> _Task details_
Copy each line in the data that includes the word "name".

> _Dataset rows about figures_

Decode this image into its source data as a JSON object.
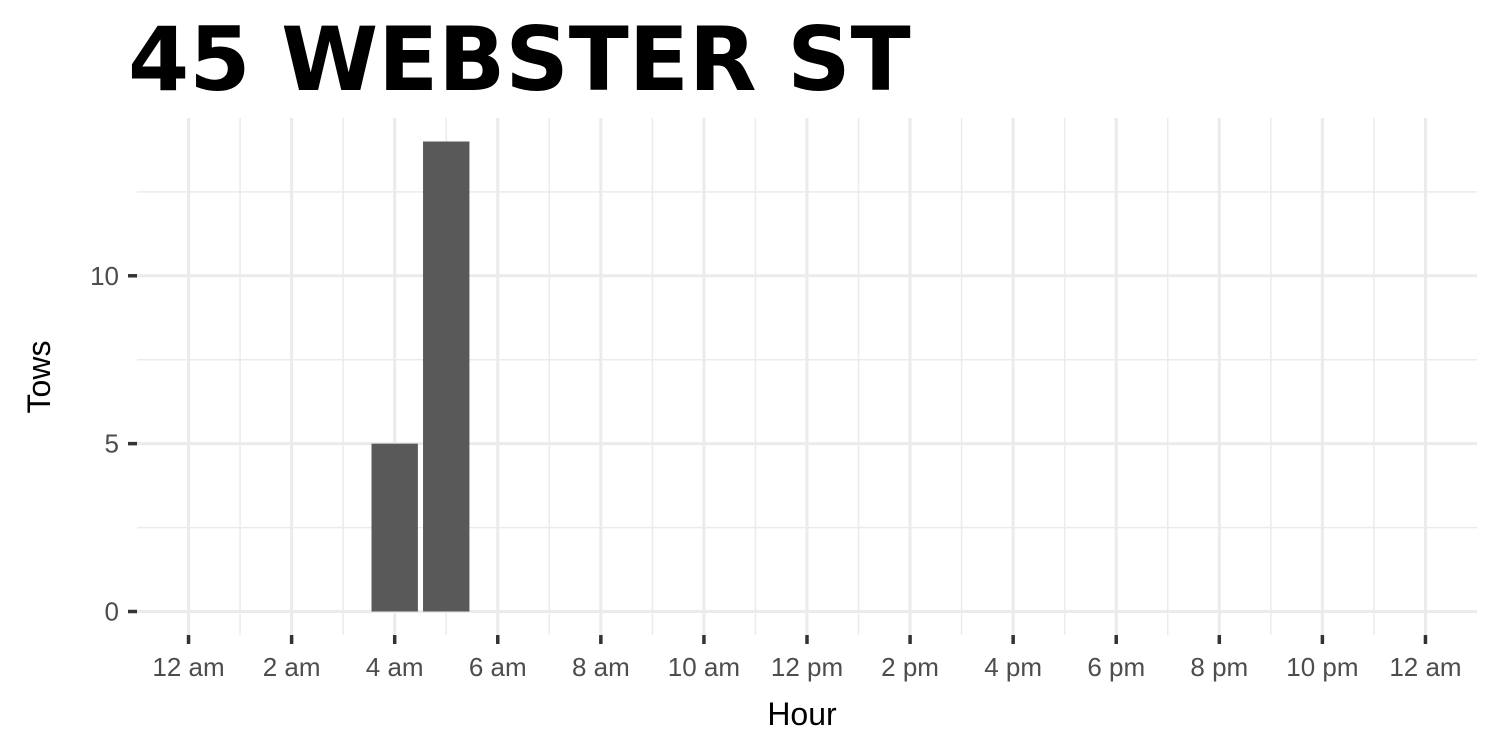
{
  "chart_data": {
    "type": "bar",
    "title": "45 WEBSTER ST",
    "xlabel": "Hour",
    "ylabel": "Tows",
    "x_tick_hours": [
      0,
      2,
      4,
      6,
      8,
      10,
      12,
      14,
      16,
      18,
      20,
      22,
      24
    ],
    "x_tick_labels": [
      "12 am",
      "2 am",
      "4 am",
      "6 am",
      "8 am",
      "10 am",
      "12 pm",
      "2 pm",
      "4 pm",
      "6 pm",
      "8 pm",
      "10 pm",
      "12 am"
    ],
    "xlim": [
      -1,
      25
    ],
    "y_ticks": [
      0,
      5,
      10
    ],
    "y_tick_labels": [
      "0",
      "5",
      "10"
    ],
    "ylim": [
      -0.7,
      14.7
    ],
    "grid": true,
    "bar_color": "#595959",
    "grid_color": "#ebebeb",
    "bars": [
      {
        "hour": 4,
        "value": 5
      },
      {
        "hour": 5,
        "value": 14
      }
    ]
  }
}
--
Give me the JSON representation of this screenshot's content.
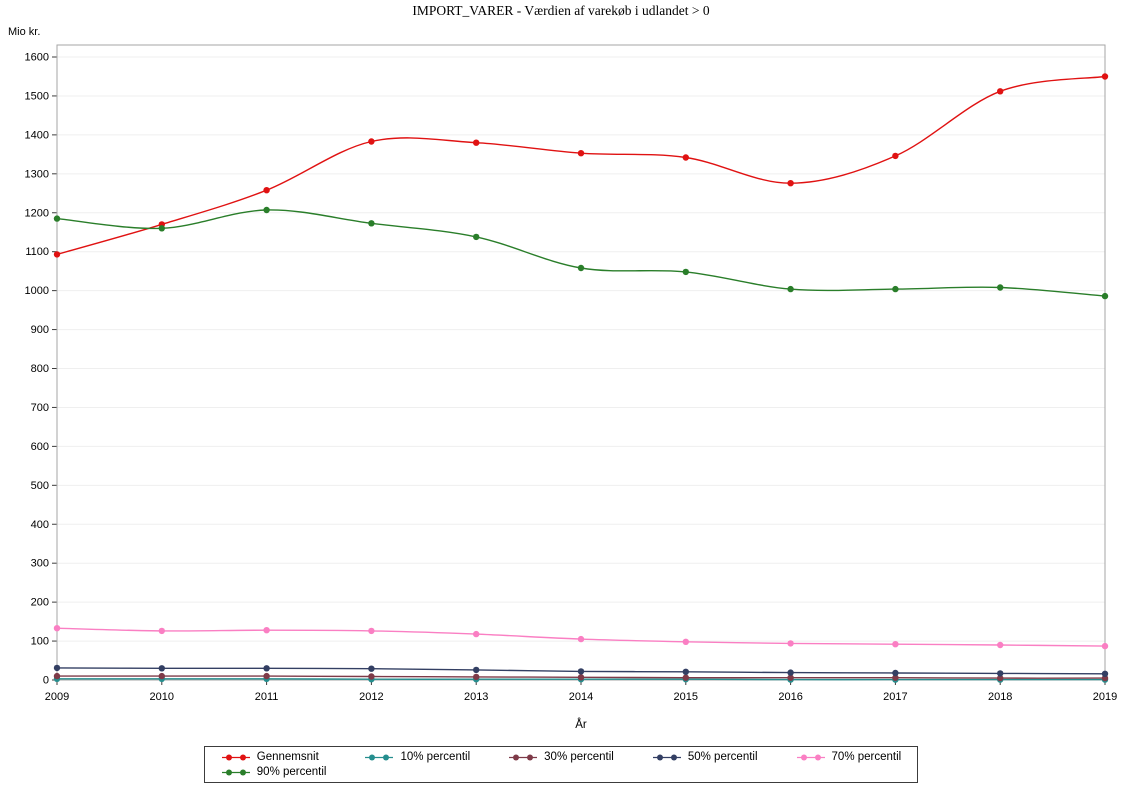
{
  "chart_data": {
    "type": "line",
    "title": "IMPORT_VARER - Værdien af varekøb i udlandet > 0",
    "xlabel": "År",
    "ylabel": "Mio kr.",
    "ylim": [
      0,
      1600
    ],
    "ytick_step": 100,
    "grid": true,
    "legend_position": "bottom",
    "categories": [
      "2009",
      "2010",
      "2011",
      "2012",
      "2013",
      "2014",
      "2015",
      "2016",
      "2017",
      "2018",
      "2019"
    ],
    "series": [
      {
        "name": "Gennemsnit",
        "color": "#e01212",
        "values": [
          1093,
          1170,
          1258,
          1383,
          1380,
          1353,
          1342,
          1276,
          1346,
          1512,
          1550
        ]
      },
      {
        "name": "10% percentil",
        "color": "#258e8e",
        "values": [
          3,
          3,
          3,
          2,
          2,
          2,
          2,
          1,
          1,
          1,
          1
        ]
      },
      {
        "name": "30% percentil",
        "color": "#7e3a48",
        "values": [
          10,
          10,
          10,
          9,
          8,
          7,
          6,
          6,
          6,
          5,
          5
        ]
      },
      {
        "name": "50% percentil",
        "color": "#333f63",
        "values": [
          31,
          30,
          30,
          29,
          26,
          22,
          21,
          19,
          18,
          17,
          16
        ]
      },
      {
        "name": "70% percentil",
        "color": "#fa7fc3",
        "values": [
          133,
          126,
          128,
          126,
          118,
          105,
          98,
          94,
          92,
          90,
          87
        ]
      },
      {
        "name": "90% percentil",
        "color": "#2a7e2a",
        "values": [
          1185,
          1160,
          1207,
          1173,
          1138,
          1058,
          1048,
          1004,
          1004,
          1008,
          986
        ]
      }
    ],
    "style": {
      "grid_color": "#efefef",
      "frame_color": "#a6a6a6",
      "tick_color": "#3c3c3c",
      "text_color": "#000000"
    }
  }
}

> _Task result_
        "name": "Gennemsnit",
        "name": "10% percentil",
        "name": "30% percentil",
        "name": "50% percentil",
        "name": "70% percentil",
        "name": "90% percentil",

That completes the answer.